**** Data provided
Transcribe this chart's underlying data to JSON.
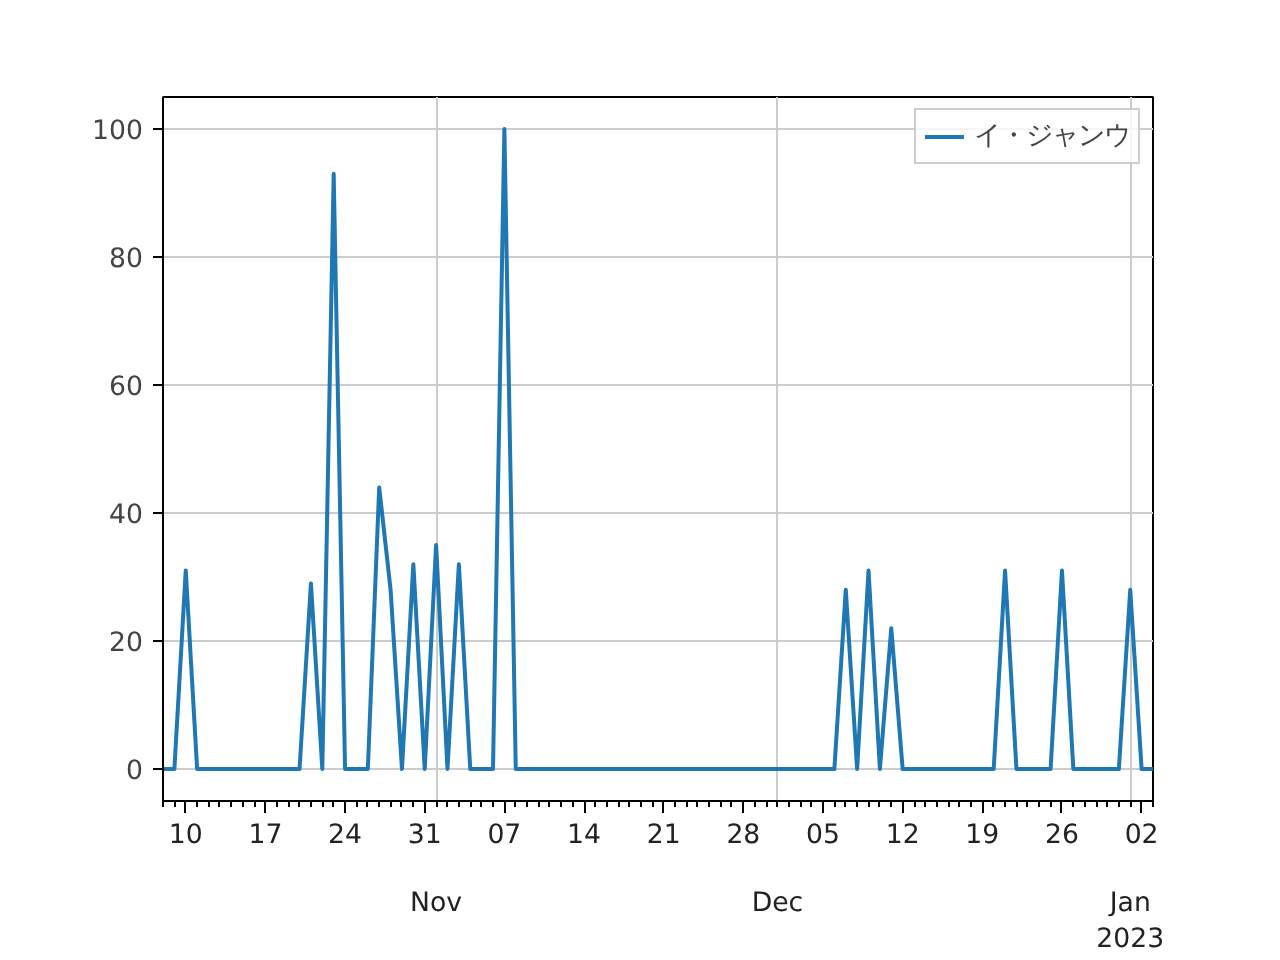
{
  "chart_data": {
    "type": "line",
    "x": [
      "2022-10-08",
      "2022-10-09",
      "2022-10-10",
      "2022-10-11",
      "2022-10-12",
      "2022-10-13",
      "2022-10-14",
      "2022-10-15",
      "2022-10-16",
      "2022-10-17",
      "2022-10-18",
      "2022-10-19",
      "2022-10-20",
      "2022-10-21",
      "2022-10-22",
      "2022-10-23",
      "2022-10-24",
      "2022-10-25",
      "2022-10-26",
      "2022-10-27",
      "2022-10-28",
      "2022-10-29",
      "2022-10-30",
      "2022-10-31",
      "2022-11-01",
      "2022-11-02",
      "2022-11-03",
      "2022-11-04",
      "2022-11-05",
      "2022-11-06",
      "2022-11-07",
      "2022-11-08",
      "2022-11-09",
      "2022-11-10",
      "2022-11-11",
      "2022-11-12",
      "2022-11-13",
      "2022-11-14",
      "2022-11-15",
      "2022-11-16",
      "2022-11-17",
      "2022-11-18",
      "2022-11-19",
      "2022-11-20",
      "2022-11-21",
      "2022-11-22",
      "2022-11-23",
      "2022-11-24",
      "2022-11-25",
      "2022-11-26",
      "2022-11-27",
      "2022-11-28",
      "2022-11-29",
      "2022-11-30",
      "2022-12-01",
      "2022-12-02",
      "2022-12-03",
      "2022-12-04",
      "2022-12-05",
      "2022-12-06",
      "2022-12-07",
      "2022-12-08",
      "2022-12-09",
      "2022-12-10",
      "2022-12-11",
      "2022-12-12",
      "2022-12-13",
      "2022-12-14",
      "2022-12-15",
      "2022-12-16",
      "2022-12-17",
      "2022-12-18",
      "2022-12-19",
      "2022-12-20",
      "2022-12-21",
      "2022-12-22",
      "2022-12-23",
      "2022-12-24",
      "2022-12-25",
      "2022-12-26",
      "2022-12-27",
      "2022-12-28",
      "2022-12-29",
      "2022-12-30",
      "2022-12-31",
      "2023-01-01",
      "2023-01-02",
      "2023-01-03"
    ],
    "series": [
      {
        "name": "イ・ジャンウ",
        "color": "#1f77b4",
        "values": [
          0,
          0,
          31,
          0,
          0,
          0,
          0,
          0,
          0,
          0,
          0,
          0,
          0,
          29,
          0,
          93,
          0,
          0,
          0,
          44,
          28,
          0,
          32,
          0,
          35,
          0,
          32,
          0,
          0,
          0,
          100,
          0,
          0,
          0,
          0,
          0,
          0,
          0,
          0,
          0,
          0,
          0,
          0,
          0,
          0,
          0,
          0,
          0,
          0,
          0,
          0,
          0,
          0,
          0,
          0,
          0,
          0,
          0,
          0,
          0,
          28,
          0,
          31,
          0,
          22,
          0,
          0,
          0,
          0,
          0,
          0,
          0,
          0,
          0,
          31,
          0,
          0,
          0,
          0,
          31,
          0,
          0,
          0,
          0,
          0,
          28,
          0,
          0
        ]
      }
    ],
    "xlim": [
      "2022-10-08",
      "2023-01-03"
    ],
    "xticks": [
      {
        "value": "2022-10-10",
        "label": "10"
      },
      {
        "value": "2022-10-17",
        "label": "17"
      },
      {
        "value": "2022-10-24",
        "label": "24"
      },
      {
        "value": "2022-10-31",
        "label": "31"
      },
      {
        "value": "2022-11-07",
        "label": "07"
      },
      {
        "value": "2022-11-14",
        "label": "14"
      },
      {
        "value": "2022-11-21",
        "label": "21"
      },
      {
        "value": "2022-11-28",
        "label": "28"
      },
      {
        "value": "2022-12-05",
        "label": "05"
      },
      {
        "value": "2022-12-12",
        "label": "12"
      },
      {
        "value": "2022-12-19",
        "label": "19"
      },
      {
        "value": "2022-12-26",
        "label": "26"
      },
      {
        "value": "2023-01-02",
        "label": "02"
      }
    ],
    "annotations": [
      "Nov",
      "Dec",
      "Jan\n2023"
    ],
    "ylim": [
      -5,
      105
    ],
    "yticks": [
      0,
      20,
      40,
      60,
      80,
      100
    ],
    "grid": true,
    "legend": "top right",
    "line_style": "solid"
  }
}
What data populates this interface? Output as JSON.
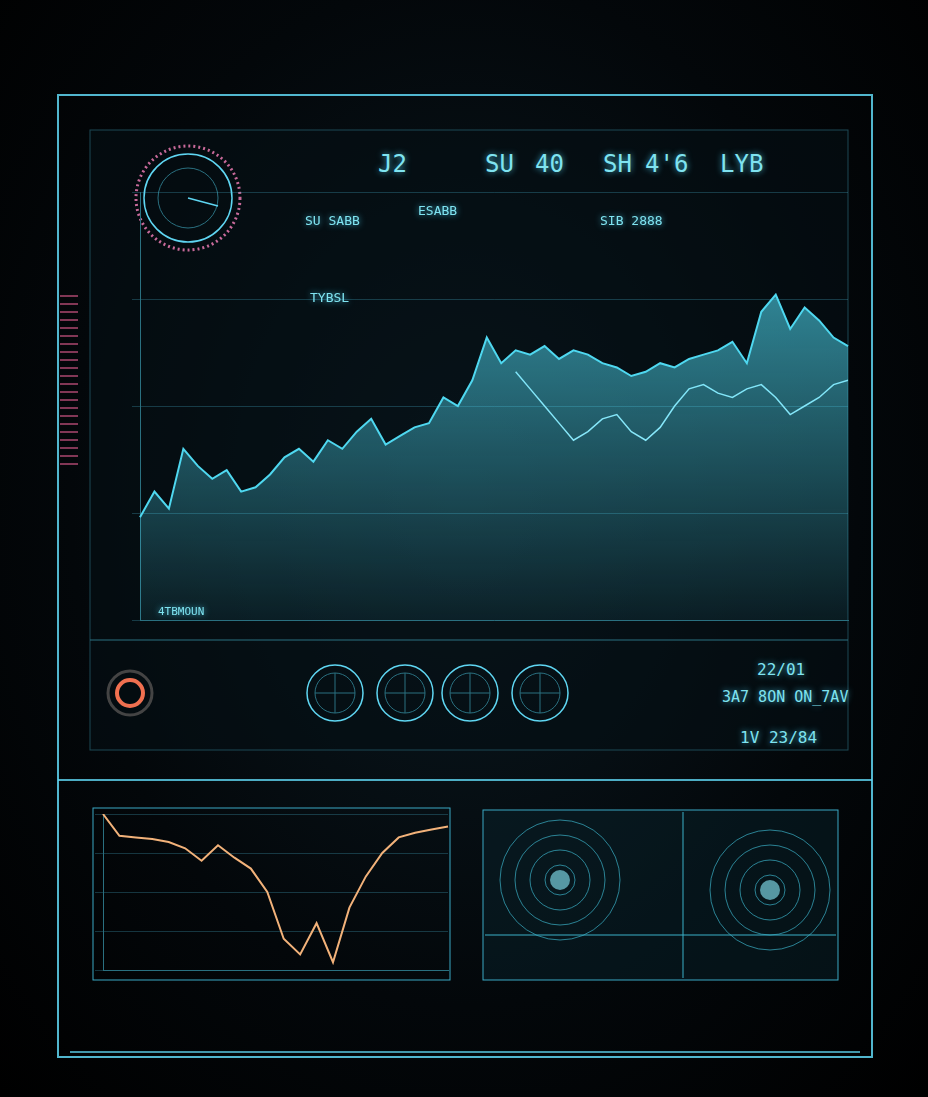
{
  "chart_data": [
    {
      "type": "line",
      "categories": [
        null,
        null,
        null,
        null,
        null,
        null,
        null,
        null,
        null,
        null,
        null,
        null,
        null,
        null,
        null,
        null,
        null,
        null,
        null,
        null,
        null,
        null,
        null,
        null,
        null,
        null,
        null,
        null,
        null,
        null,
        null,
        null,
        null,
        null,
        null,
        null,
        null,
        null,
        null,
        null,
        null,
        null,
        null,
        null,
        null,
        null,
        null,
        null,
        null,
        null
      ],
      "series": [
        {
          "color": "#4fd8f0",
          "values": [
            24,
            30,
            26,
            40,
            36,
            33,
            35,
            30,
            31,
            34,
            38,
            40,
            37,
            42,
            40,
            44,
            47,
            41,
            43,
            45,
            46,
            52,
            50,
            56,
            66,
            60,
            63,
            62,
            64,
            61,
            63,
            62,
            60,
            59,
            57,
            58,
            60,
            59,
            61,
            62,
            63,
            65,
            60,
            72,
            76,
            68,
            73,
            70,
            66,
            64
          ]
        },
        {
          "color": "#a8f0ff",
          "values": [
            null,
            null,
            null,
            null,
            null,
            null,
            null,
            null,
            null,
            null,
            null,
            null,
            null,
            null,
            null,
            null,
            null,
            null,
            null,
            null,
            null,
            null,
            null,
            null,
            null,
            null,
            58,
            54,
            50,
            46,
            42,
            44,
            47,
            48,
            44,
            42,
            45,
            50,
            54,
            55,
            53,
            52,
            54,
            55,
            52,
            48,
            50,
            52,
            55,
            56
          ]
        }
      ],
      "ylim": [
        0,
        100
      ],
      "yticks": [
        0,
        25,
        50,
        75,
        100
      ],
      "grid": true,
      "tick_labels": false,
      "annotations": [
        "J2",
        "SU",
        "40",
        "SH",
        "4'6",
        "LYB",
        "SU SABB",
        "ESABB",
        "SIB 2888",
        "TYBSL",
        "4TBMOUN",
        "22/01",
        "3A7 8ON ON_7AV",
        "1V 23/84"
      ]
    },
    {
      "type": "line",
      "categories": [
        null,
        null,
        null,
        null,
        null,
        null,
        null,
        null,
        null,
        null,
        null,
        null,
        null,
        null,
        null,
        null,
        null,
        null,
        null,
        null,
        null,
        null
      ],
      "series": [
        {
          "color": "#f2b27a",
          "values": [
            100,
            86,
            85,
            84,
            82,
            78,
            70,
            80,
            72,
            65,
            50,
            20,
            10,
            30,
            5,
            40,
            60,
            75,
            85,
            88,
            90,
            92
          ]
        }
      ],
      "ylim": [
        0,
        100
      ],
      "yticks": [
        0,
        25,
        50,
        75,
        100
      ],
      "grid": true,
      "tick_labels": false
    }
  ]
}
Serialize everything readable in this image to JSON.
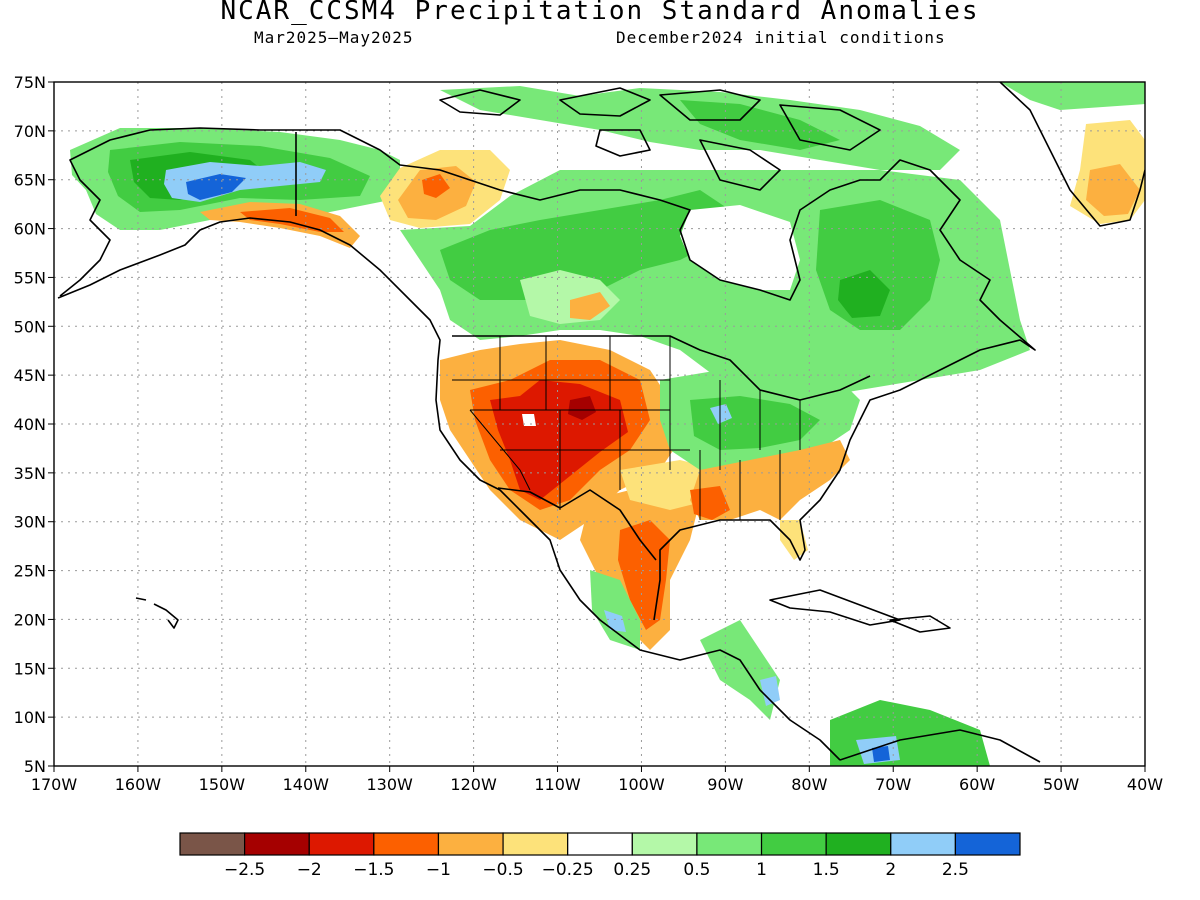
********
■ Problem to work on ■
Pictures are to be left out; repeat all the remaining data exactly.

■ Reply to the task ■
Transcribe this chart's underlying data to JSON.
{
  "chart_data": {
    "type": "line",
    "x": [
      "2022-10-08",
      "2022-10-09",
      "2022-10-10",
      "2022-10-11",
      "2022-10-12",
      "2022-10-13",
      "2022-10-14",
      "2022-10-15",
      "2022-10-16",
      "2022-10-17",
      "2022-10-18",
      "2022-10-19",
      "2022-10-20",
      "2022-10-21",
      "2022-10-22",
      "2022-10-23",
      "2022-10-24",
      "2022-10-25",
      "2022-10-26",
      "2022-10-27",
      "2022-10-28",
      "2022-10-29",
      "2022-10-30",
      "2022-10-31",
      "2022-11-01",
      "2022-11-02",
      "2022-11-03",
      "2022-11-04",
      "2022-11-05",
      "2022-11-06",
      "2022-11-07",
      "2022-11-08",
      "2022-11-09",
      "2022-11-10",
      "2022-11-11",
      "2022-11-12",
      "2022-11-13",
      "2022-11-14",
      "2022-11-15",
      "2022-11-16",
      "2022-11-17",
      "2022-11-18",
      "2022-11-19",
      "2022-11-20",
      "2022-11-21",
      "2022-11-22",
      "2022-11-23",
      "2022-11-24",
      "2022-11-25",
      "2022-11-26",
      "2022-11-27",
      "2022-11-28",
      "2022-11-29",
      "2022-11-30",
      "2022-12-01",
      "2022-12-02",
      "2022-12-03",
      "2022-12-04",
      "2022-12-05",
      "2022-12-06",
      "2022-12-07",
      "2022-12-08",
      "2022-12-09",
      "2022-12-10",
      "2022-12-11",
      "2022-12-12",
      "2022-12-13",
      "2022-12-14",
      "2022-12-15",
      "2022-12-16",
      "2022-12-17",
      "2022-12-18",
      "2022-12-19",
      "2022-12-20",
      "2022-12-21",
      "2022-12-22",
      "2022-12-23",
      "2022-12-24",
      "2022-12-25",
      "2022-12-26",
      "2022-12-27",
      "2022-12-28",
      "2022-12-29",
      "2022-12-30",
      "2022-12-31",
      "2023-01-01",
      "2023-01-02",
      "2023-01-03"
    ],
    "series": [
      {
        "name": "イ・ジャンウ",
        "color": "#1f77b4",
        "values": [
          0,
          0,
          31,
          0,
          0,
          0,
          0,
          0,
          0,
          0,
          0,
          0,
          0,
          29,
          0,
          93,
          0,
          0,
          0,
          44,
          28,
          0,
          32,
          0,
          35,
          0,
          32,
          0,
          0,
          0,
          100,
          0,
          0,
          0,
          0,
          0,
          0,
          0,
          0,
          0,
          0,
          0,
          0,
          0,
          0,
          0,
          0,
          0,
          0,
          0,
          0,
          0,
          0,
          0,
          0,
          0,
          0,
          0,
          0,
          0,
          28,
          0,
          31,
          0,
          22,
          0,
          0,
          0,
          0,
          0,
          0,
          0,
          0,
          0,
          31,
          0,
          0,
          0,
          0,
          31,
          0,
          0,
          0,
          0,
          0,
          28,
          0,
          0
        ]
      }
    ],
    "xlim": [
      "2022-10-08",
      "2023-01-03"
    ],
    "xticks": [
      {
        "value": "2022-10-10",
        "label": "10"
      },
      {
        "value": "2022-10-17",
        "label": "17"
      },
      {
        "value": "2022-10-24",
        "label": "24"
      },
      {
        "value": "2022-10-31",
        "label": "31"
      },
      {
        "value": "2022-11-07",
        "label": "07"
      },
      {
        "value": "2022-11-14",
        "label": "14"
      },
      {
        "value": "2022-11-21",
        "label": "21"
      },
      {
        "value": "2022-11-28",
        "label": "28"
      },
      {
        "value": "2022-12-05",
        "label": "05"
      },
      {
        "value": "2022-12-12",
        "label": "12"
      },
      {
        "value": "2022-12-19",
        "label": "19"
      },
      {
        "value": "2022-12-26",
        "label": "26"
      },
      {
        "value": "2023-01-02",
        "label": "02"
      }
    ],
    "annotations": [
      "Nov",
      "Dec",
      "Jan\n2023"
    ],
    "ylim": [
      -5,
      105
    ],
    "yticks": [
      0,
      20,
      40,
      60,
      80,
      100
    ],
    "grid": true,
    "legend": "top right",
    "line_style": "solid"
  }
}
What data populates this interface? Output as JSON.
{
  "chart_data": [
    {
      "type": "line",
      "categories": [
        null,
        null,
        null,
        null,
        null,
        null,
        null,
        null,
        null,
        null,
        null,
        null,
        null,
        null,
        null,
        null,
        null,
        null,
        null,
        null,
        null,
        null,
        null,
        null,
        null,
        null,
        null,
        null,
        null,
        null,
        null,
        null,
        null,
        null,
        null,
        null,
        null,
        null,
        null,
        null,
        null,
        null,
        null,
        null,
        null,
        null,
        null,
        null,
        null,
        null
      ],
      "series": [
        {
          "color": "#4fd8f0",
          "values": [
            24,
            30,
            26,
            40,
            36,
            33,
            35,
            30,
            31,
            34,
            38,
            40,
            37,
            42,
            40,
            44,
            47,
            41,
            43,
            45,
            46,
            52,
            50,
            56,
            66,
            60,
            63,
            62,
            64,
            61,
            63,
            62,
            60,
            59,
            57,
            58,
            60,
            59,
            61,
            62,
            63,
            65,
            60,
            72,
            76,
            68,
            73,
            70,
            66,
            64
          ]
        },
        {
          "color": "#a8f0ff",
          "values": [
            null,
            null,
            null,
            null,
            null,
            null,
            null,
            null,
            null,
            null,
            null,
            null,
            null,
            null,
            null,
            null,
            null,
            null,
            null,
            null,
            null,
            null,
            null,
            null,
            null,
            null,
            58,
            54,
            50,
            46,
            42,
            44,
            47,
            48,
            44,
            42,
            45,
            50,
            54,
            55,
            53,
            52,
            54,
            55,
            52,
            48,
            50,
            52,
            55,
            56
          ]
        }
      ],
      "ylim": [
        0,
        100
      ],
      "yticks": [
        0,
        25,
        50,
        75,
        100
      ],
      "grid": true,
      "tick_labels": false,
      "annotations": [
        "J2",
        "SU",
        "40",
        "SH",
        "4'6",
        "LYB",
        "SU SABB",
        "ESABB",
        "SIB 2888",
        "TYBSL",
        "4TBMOUN",
        "22/01",
        "3A7 8ON ON_7AV",
        "1V 23/84"
      ]
    },
    {
      "type": "line",
      "categories": [
        null,
        null,
        null,
        null,
        null,
        null,
        null,
        null,
        null,
        null,
        null,
        null,
        null,
        null,
        null,
        null,
        null,
        null,
        null,
        null,
        null,
        null
      ],
      "series": [
        {
          "color": "#f2b27a",
          "values": [
            100,
            86,
            85,
            84,
            82,
            78,
            70,
            80,
            72,
            65,
            50,
            20,
            10,
            30,
            5,
            40,
            60,
            75,
            85,
            88,
            90,
            92
          ]
        }
      ],
      "ylim": [
        0,
        100
      ],
      "yticks": [
        0,
        25,
        50,
        75,
        100
      ],
      "grid": true,
      "tick_labels": false
    }
  ]
}
Serialize everything readable in this image to JSON.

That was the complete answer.